↓

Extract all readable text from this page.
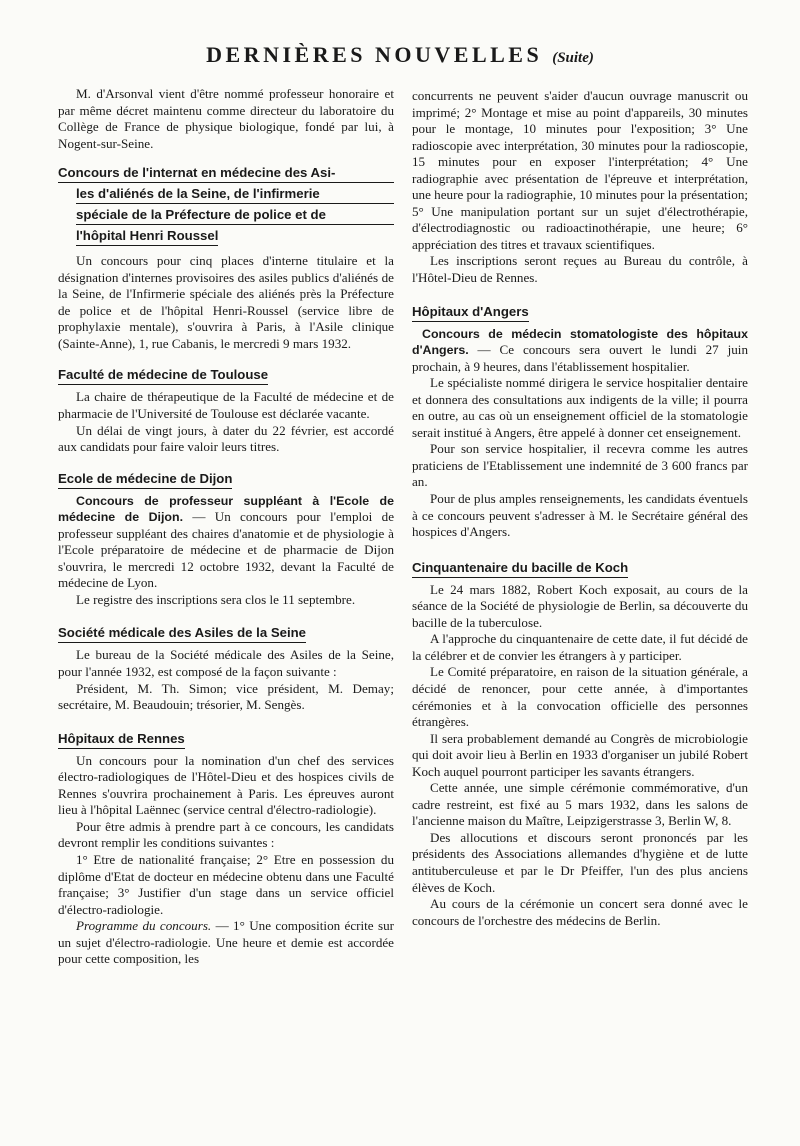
DERNIÈRES NOUVELLES (Suite)

M. d'Arsonval vient d'être nommé professeur honoraire et par même décret maintenu comme directeur du laboratoire du Collège de France de physique biologique, fondé par lui, à Nogent-sur-Seine.

Concours de l'internat en médecine des Asi-
les d'aliénés de la Seine, de l'infirmerie
spéciale de la Préfecture de police et de
l'hôpital Henri Roussel

Un concours pour cinq places d'interne titulaire et la désignation d'internes provisoires des asiles publics d'aliénés de la Seine, de l'Infirmerie spéciale des aliénés près la Préfecture de police et de l'hôpital Henri-Roussel (service libre de prophylaxie mentale), s'ouvrira à Paris, à l'Asile clinique (Sainte-Anne), 1, rue Cabanis, le mercredi 9 mars 1932.

Faculté de médecine de Toulouse

La chaire de thérapeutique de la Faculté de médecine et de pharmacie de l'Université de Toulouse est déclarée vacante.

Un délai de vingt jours, à dater du 22 février, est accordé aux candidats pour faire valoir leurs titres.

Ecole de médecine de Dijon

Concours de professeur suppléant à l'Ecole de médecine de Dijon. — Un concours pour l'emploi de professeur suppléant des chaires d'anatomie et de physiologie à l'Ecole préparatoire de médecine et de pharmacie de Dijon s'ouvrira, le mercredi 12 octobre 1932, devant la Faculté de médecine de Lyon.

Le registre des inscriptions sera clos le 11 septembre.

Société médicale des Asiles de la Seine

Le bureau de la Société médicale des Asiles de la Seine, pour l'année 1932, est composé de la façon suivante :

Président, M. Th. Simon; vice président, M. Demay; secrétaire, M. Beaudouin; trésorier, M. Sengès.

Hôpitaux de Rennes

Un concours pour la nomination d'un chef des services électro-radiologiques de l'Hôtel-Dieu et des hospices civils de Rennes s'ouvrira prochainement à Paris. Les épreuves auront lieu à l'hôpital Laënnec (service central d'électro-radiologie).

Pour être admis à prendre part à ce concours, les candidats devront remplir les conditions suivantes :

1° Etre de nationalité française; 2° Etre en possession du diplôme d'Etat de docteur en médecine obtenu dans une Faculté française; 3° Justifier d'un stage dans un service officiel d'électro-radiologie.

Programme du concours. — 1° Une composition écrite sur un sujet d'électro-radiologie. Une heure et demie est accordée pour cette composition, les

concurrents ne peuvent s'aider d'aucun ouvrage manuscrit ou imprimé; 2° Montage et mise au point d'appareils, 30 minutes pour le montage, 10 minutes pour l'exposition; 3° Une radioscopie avec interprétation, 30 minutes pour la radioscopie, 15 minutes pour en exposer l'interprétation; 4° Une radiographie avec présentation de l'épreuve et interprétation, une heure pour la radiographie, 10 minutes pour la présentation; 5° Une manipulation portant sur un sujet d'électrothérapie, d'électrodiagnostic ou radioactinothérapie, une heure; 6° appréciation des titres et travaux scientifiques.

Les inscriptions seront reçues au Bureau du contrôle, à l'Hôtel-Dieu de Rennes.

Hôpitaux d'Angers

Concours de médecin stomatologiste des hôpitaux d'Angers. — Ce concours sera ouvert le lundi 27 juin prochain, à 9 heures, dans l'établissement hospitalier.

Le spécialiste nommé dirigera le service hospitalier dentaire et donnera des consultations aux indigents de la ville; il pourra en outre, au cas où un enseignement officiel de la stomatologie serait institué à Angers, être appelé à donner cet enseignement.

Pour son service hospitalier, il recevra comme les autres praticiens de l'Etablissement une indemnité de 3 600 francs par an.

Pour de plus amples renseignements, les candidats éventuels à ce concours peuvent s'adresser à M. le Secrétaire général des hospices d'Angers.

Cinquantenaire du bacille de Koch

Le 24 mars 1882, Robert Koch exposait, au cours de la séance de la Société de physiologie de Berlin, sa découverte du bacille de la tuberculose.

A l'approche du cinquantenaire de cette date, il fut décidé de la célébrer et de convier les étrangers à y participer.

Le Comité préparatoire, en raison de la situation générale, a décidé de renoncer, pour cette année, à d'importantes cérémonies et à la convocation officielle des personnes étrangères.

Il sera probablement demandé au Congrès de microbiologie qui doit avoir lieu à Berlin en 1933 d'organiser un jubilé Robert Koch auquel pourront participer les savants étrangers.

Cette année, une simple cérémonie commémorative, d'un cadre restreint, est fixé au 5 mars 1932, dans les salons de l'ancienne maison du Maître, Leipzigerstrasse 3, Berlin W, 8.

Des allocutions et discours seront prononcés par les présidents des Associations allemandes d'hygiène et de lutte antituberculeuse et par le Dr Pfeiffer, l'un des plus anciens élèves de Koch.

Au cours de la cérémonie un concert sera donné avec le concours de l'orchestre des médecins de Berlin.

↑

▶ [WHAT THIS TASK INVOLVES] Reproduce every record above exactly, but leave out the pictures.

▶ [SOLUTION]
Extract all readable text from this page.
DERNIÈRES NOUVELLES (Suite)

M. d'Arsonval vient d'être nommé professeur honoraire et par même décret maintenu comme directeur du laboratoire du Collège de France de physique biologique, fondé par lui, à Nogent-sur-Seine.

Concours de l'internat en médecine des Asi-
les d'aliénés de la Seine, de l'infirmerie
spéciale de la Préfecture de police et de
l'hôpital Henri Roussel

Un concours pour cinq places d'interne titulaire et la désignation d'internes provisoires des asiles publics d'aliénés de la Seine, de l'Infirmerie spéciale des aliénés près la Préfecture de police et de l'hôpital Henri-Roussel (service libre de prophylaxie mentale), s'ouvrira à Paris, à l'Asile clinique (Sainte-Anne), 1, rue Cabanis, le mercredi 9 mars 1932.

Faculté de médecine de Toulouse

La chaire de thérapeutique de la Faculté de médecine et de pharmacie de l'Université de Toulouse est déclarée vacante.

Un délai de vingt jours, à dater du 22 février, est accordé aux candidats pour faire valoir leurs titres.

Ecole de médecine de Dijon

Concours de professeur suppléant à l'Ecole de médecine de Dijon. — Un concours pour l'emploi de professeur suppléant des chaires d'anatomie et de physiologie à l'Ecole préparatoire de médecine et de pharmacie de Dijon s'ouvrira, le mercredi 12 octobre 1932, devant la Faculté de médecine de Lyon.

Le registre des inscriptions sera clos le 11 septembre.

Société médicale des Asiles de la Seine

Le bureau de la Société médicale des Asiles de la Seine, pour l'année 1932, est composé de la façon suivante :

Président, M. Th. Simon; vice président, M. Demay; secrétaire, M. Beaudouin; trésorier, M. Sengès.

Hôpitaux de Rennes

Un concours pour la nomination d'un chef des services électro-radiologiques de l'Hôtel-Dieu et des hospices civils de Rennes s'ouvrira prochainement à Paris. Les épreuves auront lieu à l'hôpital Laënnec (service central d'électro-radiologie).

Pour être admis à prendre part à ce concours, les candidats devront remplir les conditions suivantes :

1° Etre de nationalité française; 2° Etre en possession du diplôme d'Etat de docteur en médecine obtenu dans une Faculté française; 3° Justifier d'un stage dans un service officiel d'électro-radiologie.

Programme du concours. — 1° Une composition écrite sur un sujet d'électro-radiologie. Une heure et demie est accordée pour cette composition, les

concurrents ne peuvent s'aider d'aucun ouvrage manuscrit ou imprimé; 2° Montage et mise au point d'appareils, 30 minutes pour le montage, 10 minutes pour l'exposition; 3° Une radioscopie avec interprétation, 30 minutes pour la radioscopie, 15 minutes pour en exposer l'interprétation; 4° Une radiographie avec présentation de l'épreuve et interprétation, une heure pour la radiographie, 10 minutes pour la présentation; 5° Une manipulation portant sur un sujet d'électrothérapie, d'électrodiagnostic ou radioactinothérapie, une heure; 6° appréciation des titres et travaux scientifiques.

Les inscriptions seront reçues au Bureau du contrôle, à l'Hôtel-Dieu de Rennes.

Hôpitaux d'Angers

Concours de médecin stomatologiste des hôpitaux d'Angers. — Ce concours sera ouvert le lundi 27 juin prochain, à 9 heures, dans l'établissement hospitalier.

Le spécialiste nommé dirigera le service hospitalier dentaire et donnera des consultations aux indigents de la ville; il pourra en outre, au cas où un enseignement officiel de la stomatologie serait institué à Angers, être appelé à donner cet enseignement.

Pour son service hospitalier, il recevra comme les autres praticiens de l'Etablissement une indemnité de 3 600 francs par an.

Pour de plus amples renseignements, les candidats éventuels à ce concours peuvent s'adresser à M. le Secrétaire général des hospices d'Angers.

Cinquantenaire du bacille de Koch

Le 24 mars 1882, Robert Koch exposait, au cours de la séance de la Société de physiologie de Berlin, sa découverte du bacille de la tuberculose.

A l'approche du cinquantenaire de cette date, il fut décidé de la célébrer et de convier les étrangers à y participer.

Le Comité préparatoire, en raison de la situation générale, a décidé de renoncer, pour cette année, à d'importantes cérémonies et à la convocation officielle des personnes étrangères.

Il sera probablement demandé au Congrès de microbiologie qui doit avoir lieu à Berlin en 1933 d'organiser un jubilé Robert Koch auquel pourront participer les savants étrangers.

Cette année, une simple cérémonie commémorative, d'un cadre restreint, est fixé au 5 mars 1932, dans les salons de l'ancienne maison du Maître, Leipzigerstrasse 3, Berlin W, 8.

Des allocutions et discours seront prononcés par les présidents des Associations allemandes d'hygiène et de lutte antituberculeuse et par le Dr Pfeiffer, l'un des plus anciens élèves de Koch.

Au cours de la cérémonie un concert sera donné avec le concours de l'orchestre des médecins de Berlin.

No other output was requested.